Your instructions:
Exactly as written, retype the listing below, omitting the pictures.

Record excerpts:
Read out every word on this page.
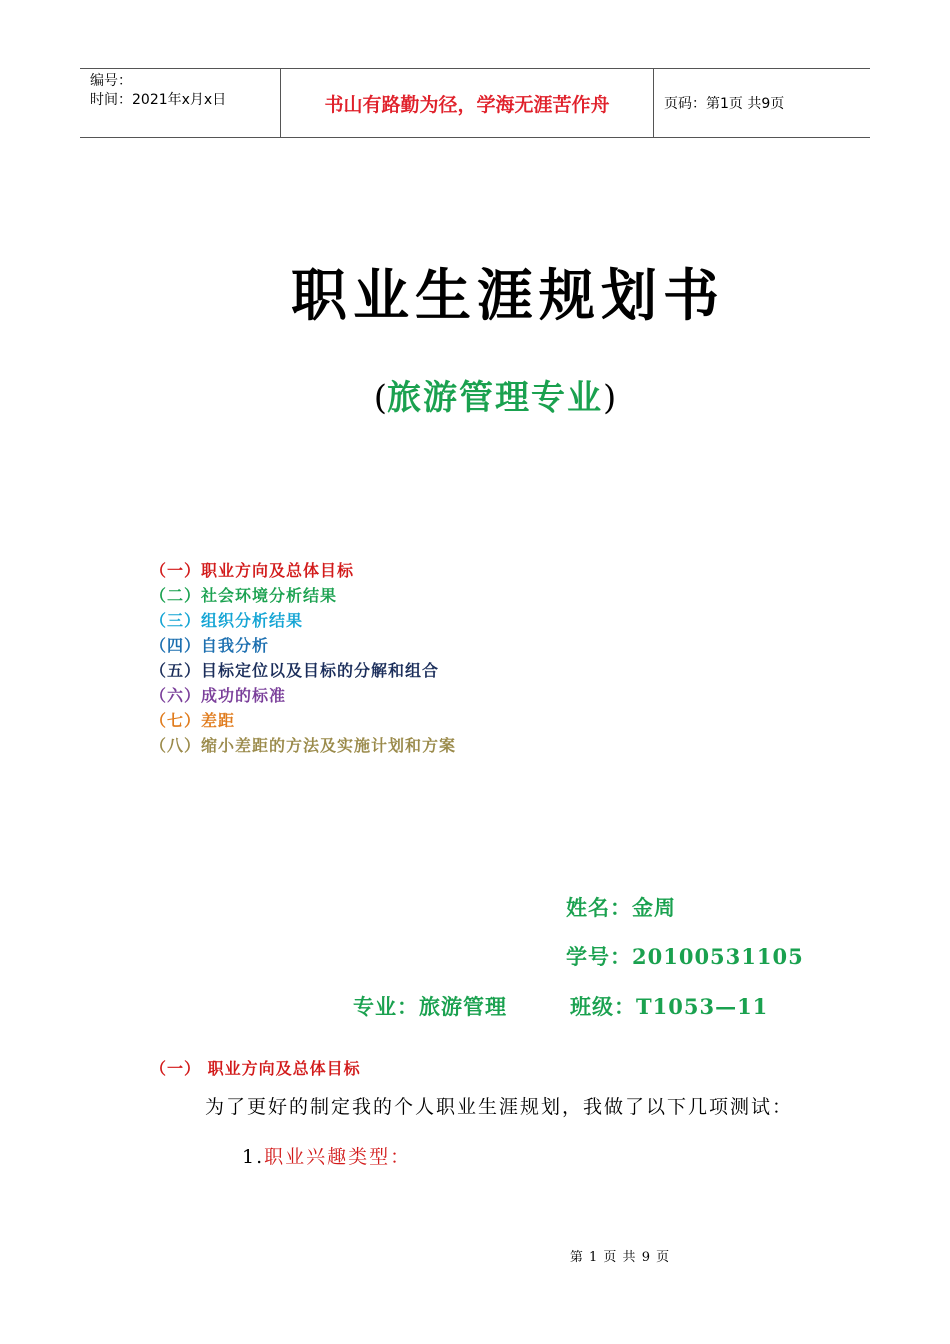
编号：
时间：2021年x月x日	书山有路勤为径，学海无涯苦作舟	页码：第1页 共9页
职业生涯规划书
(旅游管理专业)
（一）职业方向及总体目标
（二）社会环境分析结果
（三）组织分析结果
（四）自我分析
（五）目标定位以及目标的分解和组合
（六）成功的标准
（七）差距
（八）缩小差距的方法及实施计划和方案
姓名：金周
学号：20100531105
专业：旅游管理	班级：T1053—11
（一） 职业方向及总体目标
为了更好的制定我的个人职业生涯规划，我做了以下几项测试：
1.职业兴趣类型：
第 1 页 共 9 页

Problem solution:
Read out every word on this page.
编号：
时间：2021年x月x日	书山有路勤为径，学海无涯苦作舟	页码：第1页 共9页
职业生涯规划书
(旅游管理专业)
（一）职业方向及总体目标
（二）社会环境分析结果
（三）组织分析结果
（四）自我分析
（五）目标定位以及目标的分解和组合
（六）成功的标准
（七）差距
（八）缩小差距的方法及实施计划和方案
姓名：金周
学号：20100531105
专业：旅游管理	班级：T1053—11
（一） 职业方向及总体目标
为了更好的制定我的个人职业生涯规划，我做了以下几项测试：
1.职业兴趣类型：
第 1 页 共 9 页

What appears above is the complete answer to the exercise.